#### [PASSAGE PROVIDED]
= = = = =
Uber employees have been accused of using the company’s vehicle-tracking technology to obtain the whereabouts of celebrities and ex-lovers – and helping others do so to.
Former Uber forensic investigator Ward Spangenberg, who was fired from the company earlier this year, is suing the company for age discrimination as well as “whistle-blower retaliation” after raising concerns over security breaches.
Spangenberg made the allegations in a court-signed declaration which claims the company failed to protect sensitive information on both customers and employees.
“Uber’s lack of security regarding its customer data was resulting in Uber employees being able to track high profile politicians, celebrities, and even personal acquaintances of Uber employees, including ex-boyfriends/girlfriends, and ex-spouses,” Spangenberg wrote in a court declaration, signed in October under penalty of perjury obtained by The Centre for Investigative Reporting.
= = = = =
#### [DATASET EXCERPTS]
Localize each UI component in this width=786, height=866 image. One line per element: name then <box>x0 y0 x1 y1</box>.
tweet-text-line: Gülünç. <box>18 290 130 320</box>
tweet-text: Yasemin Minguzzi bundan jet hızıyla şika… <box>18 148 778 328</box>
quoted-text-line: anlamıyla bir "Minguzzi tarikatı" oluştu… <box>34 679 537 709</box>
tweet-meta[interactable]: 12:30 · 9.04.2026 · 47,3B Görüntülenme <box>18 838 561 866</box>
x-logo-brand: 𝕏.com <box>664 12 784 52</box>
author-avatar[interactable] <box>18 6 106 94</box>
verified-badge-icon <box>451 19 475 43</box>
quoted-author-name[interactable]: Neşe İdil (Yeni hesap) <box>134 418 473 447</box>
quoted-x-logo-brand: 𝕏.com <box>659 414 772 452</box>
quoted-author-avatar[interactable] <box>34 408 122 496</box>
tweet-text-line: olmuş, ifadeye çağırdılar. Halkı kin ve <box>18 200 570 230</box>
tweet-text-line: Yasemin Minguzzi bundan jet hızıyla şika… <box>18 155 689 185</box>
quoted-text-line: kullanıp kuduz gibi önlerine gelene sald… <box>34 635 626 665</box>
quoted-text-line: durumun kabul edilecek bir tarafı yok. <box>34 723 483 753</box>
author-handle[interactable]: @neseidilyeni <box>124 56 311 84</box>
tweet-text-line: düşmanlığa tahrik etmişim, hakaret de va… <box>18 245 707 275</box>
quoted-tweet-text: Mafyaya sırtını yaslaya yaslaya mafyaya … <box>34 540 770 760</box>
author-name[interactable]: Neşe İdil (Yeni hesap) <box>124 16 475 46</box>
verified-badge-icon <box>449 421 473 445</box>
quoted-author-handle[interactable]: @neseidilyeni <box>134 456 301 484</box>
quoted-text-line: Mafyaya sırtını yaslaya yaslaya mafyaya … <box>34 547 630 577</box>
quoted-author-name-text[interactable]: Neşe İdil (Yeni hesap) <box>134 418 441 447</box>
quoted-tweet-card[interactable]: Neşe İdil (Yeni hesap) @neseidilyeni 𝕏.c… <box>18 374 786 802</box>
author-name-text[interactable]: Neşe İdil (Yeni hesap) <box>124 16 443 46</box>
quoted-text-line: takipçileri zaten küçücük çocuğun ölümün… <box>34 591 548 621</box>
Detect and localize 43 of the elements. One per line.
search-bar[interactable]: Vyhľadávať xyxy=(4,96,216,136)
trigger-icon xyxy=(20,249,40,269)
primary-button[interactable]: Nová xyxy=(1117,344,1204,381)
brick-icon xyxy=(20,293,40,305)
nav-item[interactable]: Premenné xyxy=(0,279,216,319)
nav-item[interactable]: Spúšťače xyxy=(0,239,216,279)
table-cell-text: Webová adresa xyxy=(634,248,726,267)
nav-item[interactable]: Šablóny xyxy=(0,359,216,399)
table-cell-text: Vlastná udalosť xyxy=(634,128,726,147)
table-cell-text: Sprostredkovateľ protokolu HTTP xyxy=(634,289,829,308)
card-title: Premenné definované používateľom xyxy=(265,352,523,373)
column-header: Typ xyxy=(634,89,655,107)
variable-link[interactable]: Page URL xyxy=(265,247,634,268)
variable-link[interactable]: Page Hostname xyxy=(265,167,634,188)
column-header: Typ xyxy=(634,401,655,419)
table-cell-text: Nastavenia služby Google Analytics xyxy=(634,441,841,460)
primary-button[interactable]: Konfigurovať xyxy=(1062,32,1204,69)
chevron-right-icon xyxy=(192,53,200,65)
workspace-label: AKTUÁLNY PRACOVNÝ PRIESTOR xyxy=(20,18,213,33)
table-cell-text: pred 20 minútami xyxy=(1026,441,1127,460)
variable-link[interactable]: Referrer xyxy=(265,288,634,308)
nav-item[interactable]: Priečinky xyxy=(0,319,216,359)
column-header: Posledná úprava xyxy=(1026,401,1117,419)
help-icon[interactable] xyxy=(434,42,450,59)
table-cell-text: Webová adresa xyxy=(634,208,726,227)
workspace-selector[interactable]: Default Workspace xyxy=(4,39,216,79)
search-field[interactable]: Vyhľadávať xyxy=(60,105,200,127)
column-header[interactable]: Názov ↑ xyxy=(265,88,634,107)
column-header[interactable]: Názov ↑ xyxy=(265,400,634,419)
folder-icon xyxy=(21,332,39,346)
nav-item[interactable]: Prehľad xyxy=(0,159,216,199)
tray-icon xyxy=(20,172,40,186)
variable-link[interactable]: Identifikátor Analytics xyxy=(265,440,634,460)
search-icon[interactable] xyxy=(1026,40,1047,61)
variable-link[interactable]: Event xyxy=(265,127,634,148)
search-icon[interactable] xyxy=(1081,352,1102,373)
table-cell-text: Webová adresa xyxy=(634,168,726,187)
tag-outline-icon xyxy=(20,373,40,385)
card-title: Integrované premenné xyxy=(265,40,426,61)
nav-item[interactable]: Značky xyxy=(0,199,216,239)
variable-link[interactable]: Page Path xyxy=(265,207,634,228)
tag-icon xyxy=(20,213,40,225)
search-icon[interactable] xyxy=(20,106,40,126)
= = = = =
#### [TASK INSTRUCTIONS]
Please answer from the Uber passage: on what grounds is Ward Spangenberg suing the company?

#### [OUTPUT FOR THIS TASK]
Age discrimination and whistle-blower retaliation.